◆ Challenge
Write out the data again in full, exactly as it reads.

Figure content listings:

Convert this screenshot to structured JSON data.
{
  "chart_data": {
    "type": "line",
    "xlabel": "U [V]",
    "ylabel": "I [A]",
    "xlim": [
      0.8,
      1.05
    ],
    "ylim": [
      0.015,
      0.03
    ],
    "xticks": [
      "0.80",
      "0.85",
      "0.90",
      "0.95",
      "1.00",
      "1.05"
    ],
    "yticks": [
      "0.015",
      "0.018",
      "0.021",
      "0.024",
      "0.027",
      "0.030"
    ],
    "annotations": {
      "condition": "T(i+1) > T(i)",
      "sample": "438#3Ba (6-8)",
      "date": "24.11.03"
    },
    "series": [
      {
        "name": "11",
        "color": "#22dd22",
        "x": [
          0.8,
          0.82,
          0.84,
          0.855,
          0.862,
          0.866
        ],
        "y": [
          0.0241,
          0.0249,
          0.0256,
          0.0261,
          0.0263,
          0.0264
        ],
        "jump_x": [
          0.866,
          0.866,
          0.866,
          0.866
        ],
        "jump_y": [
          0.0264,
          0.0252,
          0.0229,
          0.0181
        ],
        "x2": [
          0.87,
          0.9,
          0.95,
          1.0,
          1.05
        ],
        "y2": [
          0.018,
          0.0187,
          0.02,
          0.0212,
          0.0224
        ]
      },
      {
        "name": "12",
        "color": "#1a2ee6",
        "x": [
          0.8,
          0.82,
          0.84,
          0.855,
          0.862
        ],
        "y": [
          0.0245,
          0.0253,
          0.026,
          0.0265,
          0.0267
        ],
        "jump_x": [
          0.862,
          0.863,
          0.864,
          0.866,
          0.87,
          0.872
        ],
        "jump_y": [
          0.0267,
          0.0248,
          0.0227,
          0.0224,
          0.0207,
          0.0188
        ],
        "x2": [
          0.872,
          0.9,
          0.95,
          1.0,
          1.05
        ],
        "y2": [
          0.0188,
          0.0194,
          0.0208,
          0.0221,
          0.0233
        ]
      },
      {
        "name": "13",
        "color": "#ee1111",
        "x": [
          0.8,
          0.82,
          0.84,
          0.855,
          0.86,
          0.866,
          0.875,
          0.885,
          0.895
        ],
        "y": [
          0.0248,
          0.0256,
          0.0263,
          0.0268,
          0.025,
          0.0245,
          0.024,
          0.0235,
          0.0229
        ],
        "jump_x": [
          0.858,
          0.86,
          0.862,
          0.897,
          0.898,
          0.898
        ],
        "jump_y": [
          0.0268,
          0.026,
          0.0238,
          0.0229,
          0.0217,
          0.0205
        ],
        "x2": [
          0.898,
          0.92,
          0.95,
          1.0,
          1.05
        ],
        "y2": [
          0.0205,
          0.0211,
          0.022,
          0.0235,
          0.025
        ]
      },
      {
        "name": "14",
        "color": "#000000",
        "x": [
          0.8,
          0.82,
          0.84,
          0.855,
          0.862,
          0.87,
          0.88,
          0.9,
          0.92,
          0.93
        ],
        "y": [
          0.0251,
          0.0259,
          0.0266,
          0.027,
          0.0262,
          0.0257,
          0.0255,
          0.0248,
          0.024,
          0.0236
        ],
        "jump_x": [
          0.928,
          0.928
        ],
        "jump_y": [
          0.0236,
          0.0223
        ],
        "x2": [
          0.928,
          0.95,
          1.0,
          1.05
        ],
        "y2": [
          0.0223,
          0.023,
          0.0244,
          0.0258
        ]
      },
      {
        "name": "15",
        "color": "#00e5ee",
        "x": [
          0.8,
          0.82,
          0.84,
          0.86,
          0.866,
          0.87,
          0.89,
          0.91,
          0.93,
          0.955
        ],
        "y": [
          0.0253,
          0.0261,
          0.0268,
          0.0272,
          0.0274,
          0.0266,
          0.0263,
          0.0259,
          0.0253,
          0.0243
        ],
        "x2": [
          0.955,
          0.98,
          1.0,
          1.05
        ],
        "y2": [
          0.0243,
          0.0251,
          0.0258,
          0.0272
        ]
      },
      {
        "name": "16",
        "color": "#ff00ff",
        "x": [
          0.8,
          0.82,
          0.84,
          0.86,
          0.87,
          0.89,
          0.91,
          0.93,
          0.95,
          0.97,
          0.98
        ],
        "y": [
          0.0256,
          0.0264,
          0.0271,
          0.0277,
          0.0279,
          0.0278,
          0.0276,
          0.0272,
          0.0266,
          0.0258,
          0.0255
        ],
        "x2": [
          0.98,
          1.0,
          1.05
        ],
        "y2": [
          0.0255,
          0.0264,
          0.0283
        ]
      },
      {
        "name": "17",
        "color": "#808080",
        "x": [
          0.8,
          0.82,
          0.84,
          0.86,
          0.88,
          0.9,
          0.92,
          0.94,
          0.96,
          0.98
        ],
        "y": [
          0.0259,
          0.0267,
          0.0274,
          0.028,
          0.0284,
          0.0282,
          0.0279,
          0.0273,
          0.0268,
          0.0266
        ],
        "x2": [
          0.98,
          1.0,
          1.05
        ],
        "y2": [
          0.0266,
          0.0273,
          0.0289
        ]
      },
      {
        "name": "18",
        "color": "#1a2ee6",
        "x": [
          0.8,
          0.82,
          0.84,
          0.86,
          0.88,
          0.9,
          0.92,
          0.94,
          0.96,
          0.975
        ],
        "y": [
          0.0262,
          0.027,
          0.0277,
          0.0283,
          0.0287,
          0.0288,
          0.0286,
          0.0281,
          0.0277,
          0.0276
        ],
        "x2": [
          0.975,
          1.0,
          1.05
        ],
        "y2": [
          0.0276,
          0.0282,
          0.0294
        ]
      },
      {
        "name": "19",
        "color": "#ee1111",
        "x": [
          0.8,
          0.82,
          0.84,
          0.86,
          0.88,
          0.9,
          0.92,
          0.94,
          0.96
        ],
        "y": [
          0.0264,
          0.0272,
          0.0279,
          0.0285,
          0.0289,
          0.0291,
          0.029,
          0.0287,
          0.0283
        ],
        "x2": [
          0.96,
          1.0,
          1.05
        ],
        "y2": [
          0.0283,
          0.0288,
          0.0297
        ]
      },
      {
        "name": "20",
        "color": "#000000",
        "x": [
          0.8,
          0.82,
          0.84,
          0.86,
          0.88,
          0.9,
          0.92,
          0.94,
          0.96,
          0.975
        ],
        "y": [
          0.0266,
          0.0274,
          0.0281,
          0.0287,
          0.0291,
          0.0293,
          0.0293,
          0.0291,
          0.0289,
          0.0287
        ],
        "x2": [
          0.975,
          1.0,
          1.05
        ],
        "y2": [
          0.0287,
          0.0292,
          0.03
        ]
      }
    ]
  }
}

◆ Response below
Convert this screenshot to structured JSON data.
{
  "chart_data": {
    "type": "line",
    "xlabel": "U [V]",
    "ylabel": "I [A]",
    "xlim": [
      0.8,
      1.05
    ],
    "ylim": [
      0.015,
      0.03
    ],
    "xticks": [
      "0.80",
      "0.85",
      "0.90",
      "0.95",
      "1.00",
      "1.05"
    ],
    "yticks": [
      "0.015",
      "0.018",
      "0.021",
      "0.024",
      "0.027",
      "0.030"
    ],
    "annotations": {
      "condition": "T(i+1) > T(i)",
      "sample": "438#3Ba (6-8)",
      "date": "24.11.03"
    },
    "series": [
      {
        "name": "11",
        "color": "#22dd22",
        "x": [
          0.8,
          0.82,
          0.84,
          0.855,
          0.862,
          0.866
        ],
        "y": [
          0.0241,
          0.0249,
          0.0256,
          0.0261,
          0.0263,
          0.0264
        ],
        "jump_x": [
          0.866,
          0.866,
          0.866,
          0.866
        ],
        "jump_y": [
          0.0264,
          0.0252,
          0.0229,
          0.0181
        ],
        "x2": [
          0.87,
          0.9,
          0.95,
          1.0,
          1.05
        ],
        "y2": [
          0.018,
          0.0187,
          0.02,
          0.0212,
          0.0224
        ]
      },
      {
        "name": "12",
        "color": "#1a2ee6",
        "x": [
          0.8,
          0.82,
          0.84,
          0.855,
          0.862
        ],
        "y": [
          0.0245,
          0.0253,
          0.026,
          0.0265,
          0.0267
        ],
        "jump_x": [
          0.862,
          0.863,
          0.864,
          0.866,
          0.87,
          0.872
        ],
        "jump_y": [
          0.0267,
          0.0248,
          0.0227,
          0.0224,
          0.0207,
          0.0188
        ],
        "x2": [
          0.872,
          0.9,
          0.95,
          1.0,
          1.05
        ],
        "y2": [
          0.0188,
          0.0194,
          0.0208,
          0.0221,
          0.0233
        ]
      },
      {
        "name": "13",
        "color": "#ee1111",
        "x": [
          0.8,
          0.82,
          0.84,
          0.855,
          0.86,
          0.866,
          0.875,
          0.885,
          0.895
        ],
        "y": [
          0.0248,
          0.0256,
          0.0263,
          0.0268,
          0.025,
          0.0245,
          0.024,
          0.0235,
          0.0229
        ],
        "jump_x": [
          0.858,
          0.86,
          0.862,
          0.897,
          0.898,
          0.898
        ],
        "jump_y": [
          0.0268,
          0.026,
          0.0238,
          0.0229,
          0.0217,
          0.0205
        ],
        "x2": [
          0.898,
          0.92,
          0.95,
          1.0,
          1.05
        ],
        "y2": [
          0.0205,
          0.0211,
          0.022,
          0.0235,
          0.025
        ]
      },
      {
        "name": "14",
        "color": "#000000",
        "x": [
          0.8,
          0.82,
          0.84,
          0.855,
          0.862,
          0.87,
          0.88,
          0.9,
          0.92,
          0.93
        ],
        "y": [
          0.0251,
          0.0259,
          0.0266,
          0.027,
          0.0262,
          0.0257,
          0.0255,
          0.0248,
          0.024,
          0.0236
        ],
        "jump_x": [
          0.928,
          0.928
        ],
        "jump_y": [
          0.0236,
          0.0223
        ],
        "x2": [
          0.928,
          0.95,
          1.0,
          1.05
        ],
        "y2": [
          0.0223,
          0.023,
          0.0244,
          0.0258
        ]
      },
      {
        "name": "15",
        "color": "#00e5ee",
        "x": [
          0.8,
          0.82,
          0.84,
          0.86,
          0.866,
          0.87,
          0.89,
          0.91,
          0.93,
          0.955
        ],
        "y": [
          0.0253,
          0.0261,
          0.0268,
          0.0272,
          0.0274,
          0.0266,
          0.0263,
          0.0259,
          0.0253,
          0.0243
        ],
        "x2": [
          0.955,
          0.98,
          1.0,
          1.05
        ],
        "y2": [
          0.0243,
          0.0251,
          0.0258,
          0.0272
        ]
      },
      {
        "name": "16",
        "color": "#ff00ff",
        "x": [
          0.8,
          0.82,
          0.84,
          0.86,
          0.87,
          0.89,
          0.91,
          0.93,
          0.95,
          0.97,
          0.98
        ],
        "y": [
          0.0256,
          0.0264,
          0.0271,
          0.0277,
          0.0279,
          0.0278,
          0.0276,
          0.0272,
          0.0266,
          0.0258,
          0.0255
        ],
        "x2": [
          0.98,
          1.0,
          1.05
        ],
        "y2": [
          0.0255,
          0.0264,
          0.0283
        ]
      },
      {
        "name": "17",
        "color": "#808080",
        "x": [
          0.8,
          0.82,
          0.84,
          0.86,
          0.88,
          0.9,
          0.92,
          0.94,
          0.96,
          0.98
        ],
        "y": [
          0.0259,
          0.0267,
          0.0274,
          0.028,
          0.0284,
          0.0282,
          0.0279,
          0.0273,
          0.0268,
          0.0266
        ],
        "x2": [
          0.98,
          1.0,
          1.05
        ],
        "y2": [
          0.0266,
          0.0273,
          0.0289
        ]
      },
      {
        "name": "18",
        "color": "#1a2ee6",
        "x": [
          0.8,
          0.82,
          0.84,
          0.86,
          0.88,
          0.9,
          0.92,
          0.94,
          0.96,
          0.975
        ],
        "y": [
          0.0262,
          0.027,
          0.0277,
          0.0283,
          0.0287,
          0.0288,
          0.0286,
          0.0281,
          0.0277,
          0.0276
        ],
        "x2": [
          0.975,
          1.0,
          1.05
        ],
        "y2": [
          0.0276,
          0.0282,
          0.0294
        ]
      },
      {
        "name": "19",
        "color": "#ee1111",
        "x": [
          0.8,
          0.82,
          0.84,
          0.86,
          0.88,
          0.9,
          0.92,
          0.94,
          0.96
        ],
        "y": [
          0.0264,
          0.0272,
          0.0279,
          0.0285,
          0.0289,
          0.0291,
          0.029,
          0.0287,
          0.0283
        ],
        "x2": [
          0.96,
          1.0,
          1.05
        ],
        "y2": [
          0.0283,
          0.0288,
          0.0297
        ]
      },
      {
        "name": "20",
        "color": "#000000",
        "x": [
          0.8,
          0.82,
          0.84,
          0.86,
          0.88,
          0.9,
          0.92,
          0.94,
          0.96,
          0.975
        ],
        "y": [
          0.0266,
          0.0274,
          0.0281,
          0.0287,
          0.0291,
          0.0293,
          0.0293,
          0.0291,
          0.0289,
          0.0287
        ],
        "x2": [
          0.975,
          1.0,
          1.05
        ],
        "y2": [
          0.0287,
          0.0292,
          0.03
        ]
      }
    ]
  }
}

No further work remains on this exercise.